Report every line in the records below that contains the word "search", copying each one in full. Case counts.

▶ DATA PROVIDED
(begin)
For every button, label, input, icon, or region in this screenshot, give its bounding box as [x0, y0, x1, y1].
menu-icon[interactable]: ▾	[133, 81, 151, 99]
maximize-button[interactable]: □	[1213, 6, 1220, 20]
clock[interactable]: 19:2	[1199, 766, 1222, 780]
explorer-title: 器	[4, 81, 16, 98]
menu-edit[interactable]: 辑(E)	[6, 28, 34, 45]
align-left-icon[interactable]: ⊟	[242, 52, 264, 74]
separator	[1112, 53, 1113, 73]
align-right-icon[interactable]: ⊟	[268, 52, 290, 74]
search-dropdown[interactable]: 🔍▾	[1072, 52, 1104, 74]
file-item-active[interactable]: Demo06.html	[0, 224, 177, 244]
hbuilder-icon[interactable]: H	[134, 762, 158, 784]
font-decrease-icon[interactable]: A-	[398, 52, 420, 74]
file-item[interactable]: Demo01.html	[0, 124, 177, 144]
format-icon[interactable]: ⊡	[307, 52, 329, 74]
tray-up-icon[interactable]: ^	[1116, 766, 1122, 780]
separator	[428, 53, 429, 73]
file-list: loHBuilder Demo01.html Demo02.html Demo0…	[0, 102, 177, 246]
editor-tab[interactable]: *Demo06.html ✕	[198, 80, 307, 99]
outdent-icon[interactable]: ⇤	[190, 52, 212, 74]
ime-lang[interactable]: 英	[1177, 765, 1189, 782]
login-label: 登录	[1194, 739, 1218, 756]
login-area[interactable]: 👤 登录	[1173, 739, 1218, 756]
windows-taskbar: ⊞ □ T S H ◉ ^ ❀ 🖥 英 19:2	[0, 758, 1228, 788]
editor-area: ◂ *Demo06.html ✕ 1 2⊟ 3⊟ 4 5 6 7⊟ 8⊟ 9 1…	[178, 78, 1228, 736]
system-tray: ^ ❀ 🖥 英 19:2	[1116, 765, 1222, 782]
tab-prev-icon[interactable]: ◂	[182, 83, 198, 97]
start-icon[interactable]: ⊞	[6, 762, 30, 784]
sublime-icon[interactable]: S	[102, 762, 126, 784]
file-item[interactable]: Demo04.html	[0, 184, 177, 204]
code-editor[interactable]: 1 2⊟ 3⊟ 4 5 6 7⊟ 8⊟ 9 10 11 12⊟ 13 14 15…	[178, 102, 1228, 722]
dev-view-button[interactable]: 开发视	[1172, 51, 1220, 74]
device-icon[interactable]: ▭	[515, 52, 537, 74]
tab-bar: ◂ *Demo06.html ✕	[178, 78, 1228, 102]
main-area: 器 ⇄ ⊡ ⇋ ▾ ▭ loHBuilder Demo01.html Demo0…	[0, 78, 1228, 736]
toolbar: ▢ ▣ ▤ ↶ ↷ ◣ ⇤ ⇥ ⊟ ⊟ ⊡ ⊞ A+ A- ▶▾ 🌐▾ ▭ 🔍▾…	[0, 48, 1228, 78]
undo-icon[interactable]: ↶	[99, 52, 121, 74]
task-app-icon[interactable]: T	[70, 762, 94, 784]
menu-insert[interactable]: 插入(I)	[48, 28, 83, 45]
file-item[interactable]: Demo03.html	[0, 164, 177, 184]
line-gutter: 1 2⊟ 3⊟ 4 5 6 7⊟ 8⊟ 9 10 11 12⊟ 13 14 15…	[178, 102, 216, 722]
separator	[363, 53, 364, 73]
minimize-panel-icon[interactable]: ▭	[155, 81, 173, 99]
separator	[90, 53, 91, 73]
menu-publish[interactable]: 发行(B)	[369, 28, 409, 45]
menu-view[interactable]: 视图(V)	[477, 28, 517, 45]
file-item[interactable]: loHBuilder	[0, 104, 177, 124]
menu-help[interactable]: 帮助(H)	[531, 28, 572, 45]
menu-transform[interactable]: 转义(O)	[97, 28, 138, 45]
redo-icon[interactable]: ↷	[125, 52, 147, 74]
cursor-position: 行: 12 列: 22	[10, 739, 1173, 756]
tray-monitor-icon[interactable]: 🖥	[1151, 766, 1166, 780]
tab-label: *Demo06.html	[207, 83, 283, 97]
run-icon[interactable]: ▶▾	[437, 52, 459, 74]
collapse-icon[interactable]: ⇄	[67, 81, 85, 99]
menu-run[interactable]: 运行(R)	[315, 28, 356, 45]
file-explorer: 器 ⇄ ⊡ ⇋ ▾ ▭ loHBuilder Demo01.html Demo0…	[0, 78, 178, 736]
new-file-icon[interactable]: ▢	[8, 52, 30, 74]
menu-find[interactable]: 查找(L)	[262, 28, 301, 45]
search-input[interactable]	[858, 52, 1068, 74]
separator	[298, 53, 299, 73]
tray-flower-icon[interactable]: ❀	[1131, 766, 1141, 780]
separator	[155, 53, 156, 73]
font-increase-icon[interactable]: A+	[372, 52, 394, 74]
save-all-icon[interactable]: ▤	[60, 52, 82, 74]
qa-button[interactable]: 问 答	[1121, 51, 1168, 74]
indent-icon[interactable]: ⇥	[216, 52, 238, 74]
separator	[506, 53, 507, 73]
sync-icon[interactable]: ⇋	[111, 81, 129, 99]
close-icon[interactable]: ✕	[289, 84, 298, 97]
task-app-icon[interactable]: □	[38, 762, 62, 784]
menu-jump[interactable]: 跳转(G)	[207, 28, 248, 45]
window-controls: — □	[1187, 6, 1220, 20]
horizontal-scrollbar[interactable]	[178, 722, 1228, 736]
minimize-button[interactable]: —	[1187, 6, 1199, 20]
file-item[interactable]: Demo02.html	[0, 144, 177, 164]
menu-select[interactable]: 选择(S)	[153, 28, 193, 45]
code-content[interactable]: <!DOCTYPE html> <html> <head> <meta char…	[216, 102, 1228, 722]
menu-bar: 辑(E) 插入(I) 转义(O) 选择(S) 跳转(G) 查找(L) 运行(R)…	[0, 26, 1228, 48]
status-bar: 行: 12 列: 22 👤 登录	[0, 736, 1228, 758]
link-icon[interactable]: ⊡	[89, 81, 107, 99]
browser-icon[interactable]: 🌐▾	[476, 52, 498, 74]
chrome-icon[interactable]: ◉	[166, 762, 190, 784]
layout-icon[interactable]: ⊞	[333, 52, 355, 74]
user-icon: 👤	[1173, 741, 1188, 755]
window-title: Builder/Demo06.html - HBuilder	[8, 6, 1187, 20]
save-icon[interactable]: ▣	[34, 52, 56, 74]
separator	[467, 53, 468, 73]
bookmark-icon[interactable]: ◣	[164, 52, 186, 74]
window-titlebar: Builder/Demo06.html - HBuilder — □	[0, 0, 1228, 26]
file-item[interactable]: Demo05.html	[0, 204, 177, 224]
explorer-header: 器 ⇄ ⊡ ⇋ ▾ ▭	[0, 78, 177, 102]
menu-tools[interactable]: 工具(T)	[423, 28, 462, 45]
(end)
(begin)
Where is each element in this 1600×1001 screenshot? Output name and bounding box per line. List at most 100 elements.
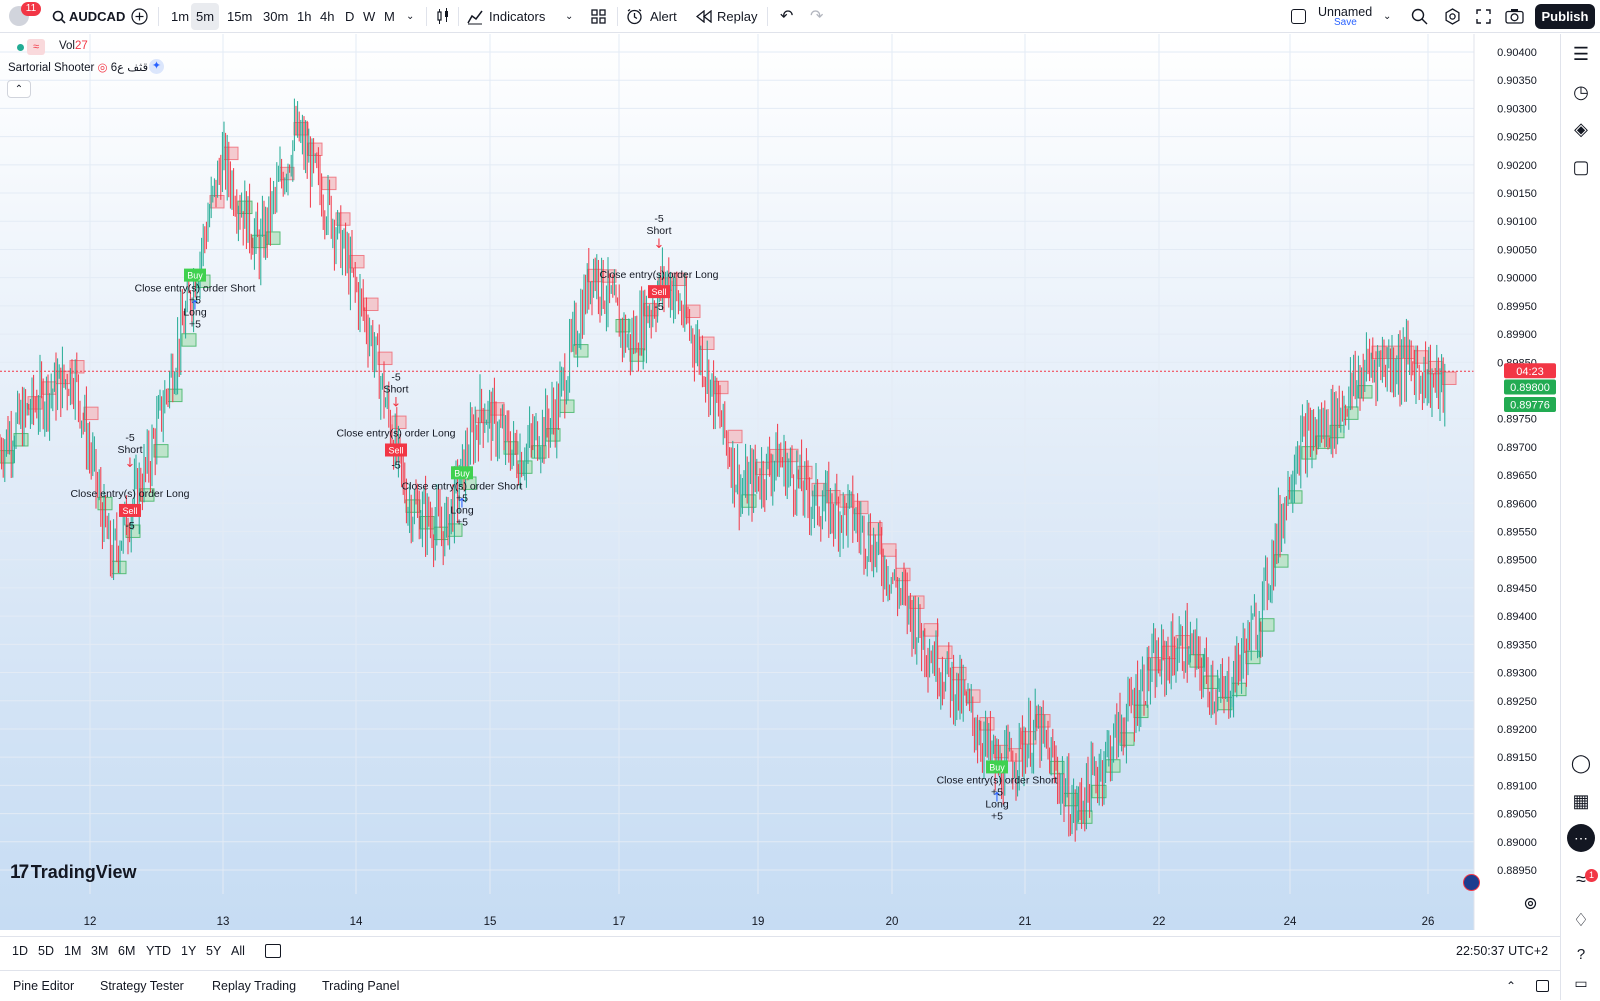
(end)
▶ WRITTEN RESPONSE
search-dropdown[interactable]: 🔍▾	[1072, 52, 1104, 74]
search-input[interactable]	[858, 52, 1068, 74]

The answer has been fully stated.